## THE TASK:
Give every line of the data again, unchanged, but with no pictures.

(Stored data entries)
☆ ☆ ☆
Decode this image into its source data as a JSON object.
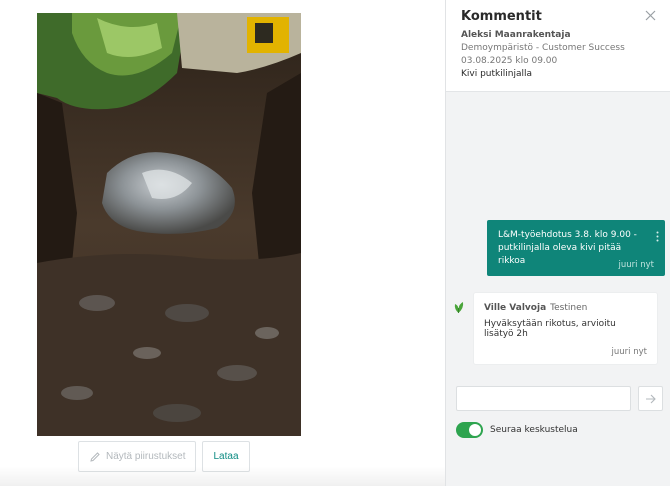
{
  "viewer": {
    "show_drawings_label": "Näytä piirustukset",
    "download_label": "Lataa"
  },
  "comments": {
    "title": "Kommentit",
    "author": "Aleksi Maanrakentaja",
    "environment": "Demoympäristö - Customer Success",
    "date": "03.08.2025 klo 09.00",
    "subject": "Kivi putkilinjalla",
    "messages": [
      {
        "text": "L&M-työehdotus 3.8. klo 9.00 - putkilinjalla oleva kivi pitää rikkoa",
        "time": "juuri nyt"
      },
      {
        "author": "Ville Valvoja",
        "role": "Testinen",
        "text": "Hyväksytään rikotus, arvioitu lisätyö 2h",
        "time": "juuri nyt"
      }
    ],
    "input_value": "",
    "follow_label": "Seuraa keskustelua",
    "follow_on": true
  },
  "colors": {
    "accent": "#0f8579",
    "toggle": "#2ea44f",
    "panel_bg": "#f2f3f4"
  },
  "icons": {
    "close": "close-icon",
    "pencil": "pencil-icon",
    "send": "arrow-right-icon",
    "more": "more-vertical-icon",
    "avatar": "leaf-avatar-icon"
  }
}
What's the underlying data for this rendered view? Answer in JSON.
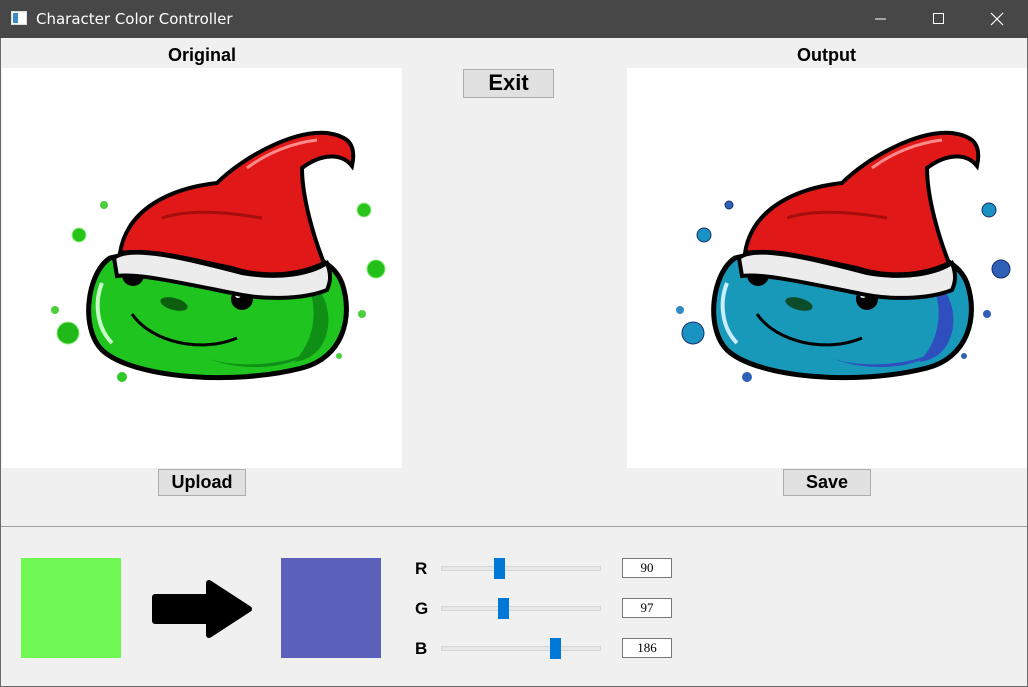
{
  "window": {
    "title": "Character Color Controller"
  },
  "labels": {
    "original": "Original",
    "output": "Output"
  },
  "buttons": {
    "exit": "Exit",
    "upload": "Upload",
    "save": "Save"
  },
  "color_controls": {
    "source_color": "#6ff854",
    "target_color": "#5a61ba",
    "sliders": [
      {
        "label": "R",
        "value": 90,
        "min": 0,
        "max": 255
      },
      {
        "label": "G",
        "value": 97,
        "min": 0,
        "max": 255
      },
      {
        "label": "B",
        "value": 186,
        "min": 0,
        "max": 255
      }
    ]
  },
  "colors": {
    "titlebar": "#474747",
    "slider_accent": "#0078d7",
    "slime_original": "#1fc41f",
    "slime_output": "#1899b9",
    "hat": "#e01818"
  }
}
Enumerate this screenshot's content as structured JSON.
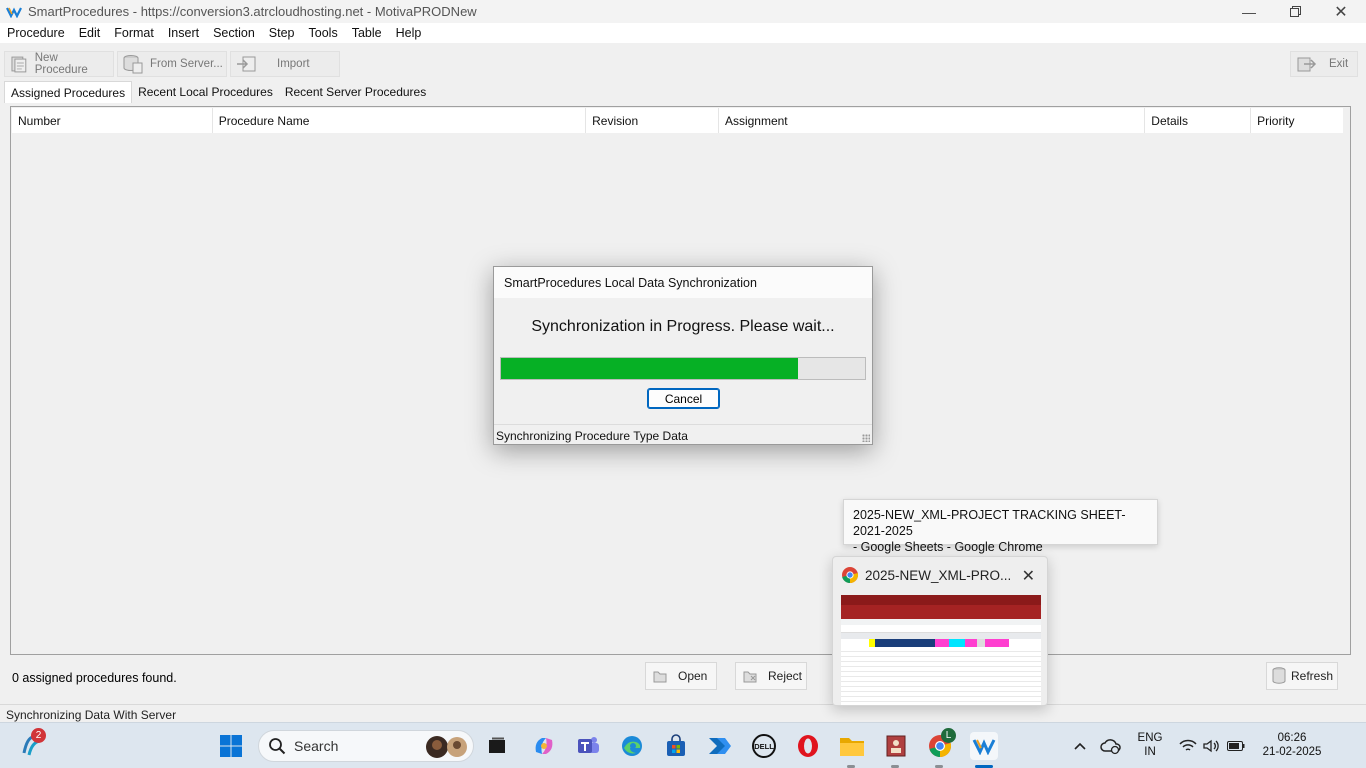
{
  "window": {
    "title": "SmartProcedures - https://conversion3.atrcloudhosting.net - MotivaPRODNew"
  },
  "menu": [
    "Procedure",
    "Edit",
    "Format",
    "Insert",
    "Section",
    "Step",
    "Tools",
    "Table",
    "Help"
  ],
  "toolbar": {
    "new_procedure": "New Procedure",
    "from_server": "From Server...",
    "import": "Import",
    "exit": "Exit"
  },
  "tabs": [
    "Assigned Procedures",
    "Recent Local Procedures",
    "Recent Server Procedures"
  ],
  "grid": {
    "columns": [
      "Number",
      "Procedure Name",
      "Revision",
      "Assignment",
      "Details",
      "Priority"
    ]
  },
  "footer": {
    "count_text": "0 assigned procedures found.",
    "open": "Open",
    "reject": "Reject",
    "refresh": "Refresh",
    "status": "Synchronizing Data With Server"
  },
  "dialog": {
    "title": "SmartProcedures Local Data Synchronization",
    "message": "Synchronization in Progress.  Please wait...",
    "progress_fraction": 0.815,
    "cancel": "Cancel",
    "status": "Synchronizing Procedure Type Data",
    "progress_color": "#06b025"
  },
  "taskbar_preview": {
    "tooltip_line1": "2025-NEW_XML-PROJECT TRACKING SHEET-2021-2025",
    "tooltip_line2": "- Google Sheets - Google Chrome",
    "window_title": "2025-NEW_XML-PRO..."
  },
  "taskbar": {
    "search_label": "Search",
    "notification_count": "2",
    "chrome_profile": "L",
    "language_line1": "ENG",
    "language_line2": "IN",
    "time": "06:26",
    "date": "21-02-2025"
  }
}
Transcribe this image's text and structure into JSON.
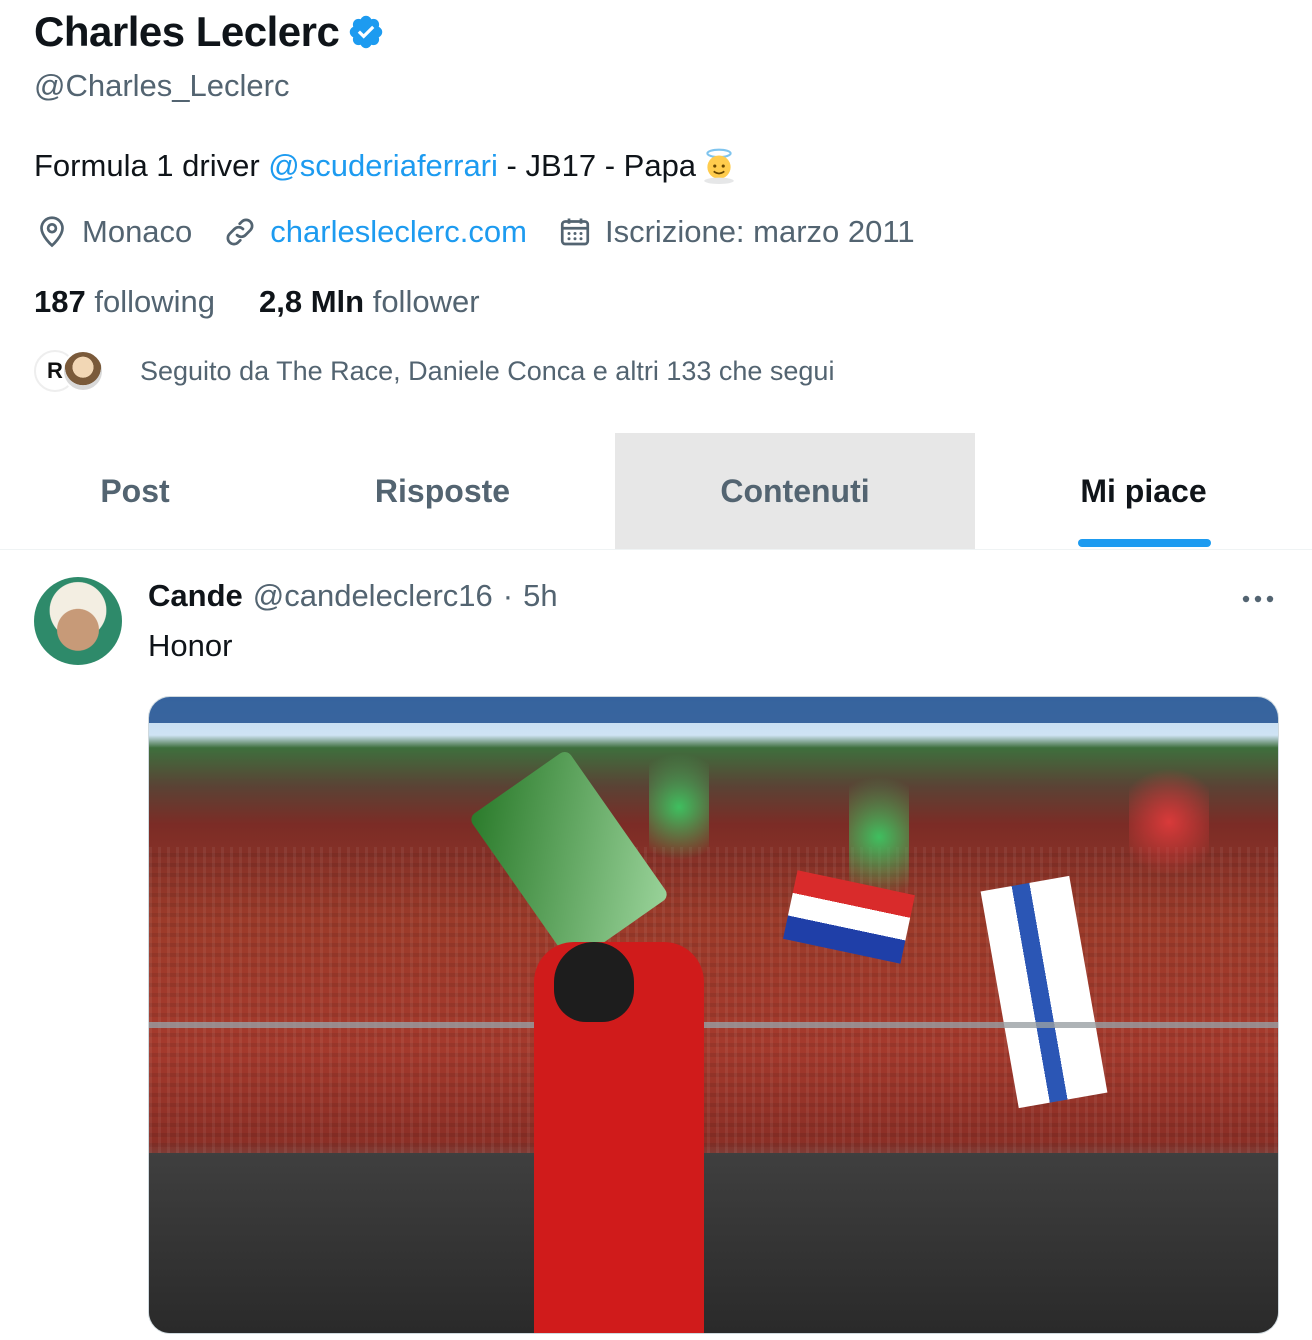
{
  "profile": {
    "display_name": "Charles Leclerc",
    "handle": "@Charles_Leclerc",
    "bio_prefix": "Formula 1 driver ",
    "bio_mention": "@scuderiaferrari",
    "bio_suffix": " - JB17 - Papa",
    "location": "Monaco",
    "website": "charlesleclerc.com",
    "joined": "Iscrizione: marzo 2011",
    "following_count": "187",
    "following_label": "following",
    "followers_count": "2,8 Mln",
    "followers_label": "follower",
    "followed_by": "Seguito da The Race, Daniele Conca e altri 133 che segui",
    "accent_color": "#1d9bf0"
  },
  "tabs": [
    {
      "label": "Post"
    },
    {
      "label": "Risposte"
    },
    {
      "label": "Contenuti"
    },
    {
      "label": "Mi piace"
    }
  ],
  "post": {
    "author_name": "Cande",
    "author_handle": "@candeleclerc16",
    "separator": "·",
    "time": "5h",
    "text": "Honor",
    "more_icon": "more-dots-icon"
  }
}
☆ ☆ ☆
## RESPONSE TO THE TASK:
Decode this image into its source data as a JSON object.
{
  "viewer": {
    "show_drawings_label": "Näytä piirustukset",
    "download_label": "Lataa"
  },
  "comments": {
    "title": "Kommentit",
    "author": "Aleksi Maanrakentaja",
    "environment": "Demoympäristö - Customer Success",
    "date": "03.08.2025 klo 09.00",
    "subject": "Kivi putkilinjalla",
    "messages": [
      {
        "text": "L&M-työehdotus 3.8. klo 9.00 - putkilinjalla oleva kivi pitää rikkoa",
        "time": "juuri nyt"
      },
      {
        "author": "Ville Valvoja",
        "role": "Testinen",
        "text": "Hyväksytään rikotus, arvioitu lisätyö 2h",
        "time": "juuri nyt"
      }
    ],
    "input_value": "",
    "follow_label": "Seuraa keskustelua",
    "follow_on": true
  },
  "colors": {
    "accent": "#0f8579",
    "toggle": "#2ea44f",
    "panel_bg": "#f2f3f4"
  },
  "icons": {
    "close": "close-icon",
    "pencil": "pencil-icon",
    "send": "arrow-right-icon",
    "more": "more-vertical-icon",
    "avatar": "leaf-avatar-icon"
  }
}
What's the underlying data for this rendered view? Answer in JSON.
{
  "window": {
    "title": "Character Color Controller"
  },
  "labels": {
    "original": "Original",
    "output": "Output"
  },
  "buttons": {
    "exit": "Exit",
    "upload": "Upload",
    "save": "Save"
  },
  "color_controls": {
    "source_color": "#6ff854",
    "target_color": "#5a61ba",
    "sliders": [
      {
        "label": "R",
        "value": 90,
        "min": 0,
        "max": 255
      },
      {
        "label": "G",
        "value": 97,
        "min": 0,
        "max": 255
      },
      {
        "label": "B",
        "value": 186,
        "min": 0,
        "max": 255
      }
    ]
  },
  "colors": {
    "titlebar": "#474747",
    "slider_accent": "#0078d7",
    "slime_original": "#1fc41f",
    "slime_output": "#1899b9",
    "hat": "#e01818"
  }
}
Enumerate this screenshot's content as structured JSON.
{
  "window": {
    "title": "SmartProcedures - https://conversion3.atrcloudhosting.net - MotivaPRODNew"
  },
  "menu": [
    "Procedure",
    "Edit",
    "Format",
    "Insert",
    "Section",
    "Step",
    "Tools",
    "Table",
    "Help"
  ],
  "toolbar": {
    "new_procedure": "New Procedure",
    "from_server": "From Server...",
    "import": "Import",
    "exit": "Exit"
  },
  "tabs": [
    "Assigned Procedures",
    "Recent Local Procedures",
    "Recent Server Procedures"
  ],
  "grid": {
    "columns": [
      "Number",
      "Procedure Name",
      "Revision",
      "Assignment",
      "Details",
      "Priority"
    ]
  },
  "footer": {
    "count_text": "0 assigned procedures found.",
    "open": "Open",
    "reject": "Reject",
    "refresh": "Refresh",
    "status": "Synchronizing Data With Server"
  },
  "dialog": {
    "title": "SmartProcedures Local Data Synchronization",
    "message": "Synchronization in Progress.  Please wait...",
    "progress_fraction": 0.815,
    "cancel": "Cancel",
    "status": "Synchronizing Procedure Type Data",
    "progress_color": "#06b025"
  },
  "taskbar_preview": {
    "tooltip_line1": "2025-NEW_XML-PROJECT TRACKING SHEET-2021-2025",
    "tooltip_line2": "- Google Sheets - Google Chrome",
    "window_title": "2025-NEW_XML-PRO..."
  },
  "taskbar": {
    "search_label": "Search",
    "notification_count": "2",
    "chrome_profile": "L",
    "language_line1": "ENG",
    "language_line2": "IN",
    "time": "06:26",
    "date": "21-02-2025"
  }
}
Transcribe this image's text and structure into JSON.
{
  "profile": {
    "display_name": "Charles Leclerc",
    "handle": "@Charles_Leclerc",
    "bio_prefix": "Formula 1 driver ",
    "bio_mention": "@scuderiaferrari",
    "bio_suffix": " - JB17 - Papa",
    "location": "Monaco",
    "website": "charlesleclerc.com",
    "joined": "Iscrizione: marzo 2011",
    "following_count": "187",
    "following_label": "following",
    "followers_count": "2,8 Mln",
    "followers_label": "follower",
    "followed_by": "Seguito da The Race, Daniele Conca e altri 133 che segui",
    "accent_color": "#1d9bf0"
  },
  "tabs": [
    {
      "label": "Post"
    },
    {
      "label": "Risposte"
    },
    {
      "label": "Contenuti"
    },
    {
      "label": "Mi piace"
    }
  ],
  "post": {
    "author_name": "Cande",
    "author_handle": "@candeleclerc16",
    "separator": "·",
    "time": "5h",
    "text": "Honor",
    "more_icon": "more-dots-icon"
  }
}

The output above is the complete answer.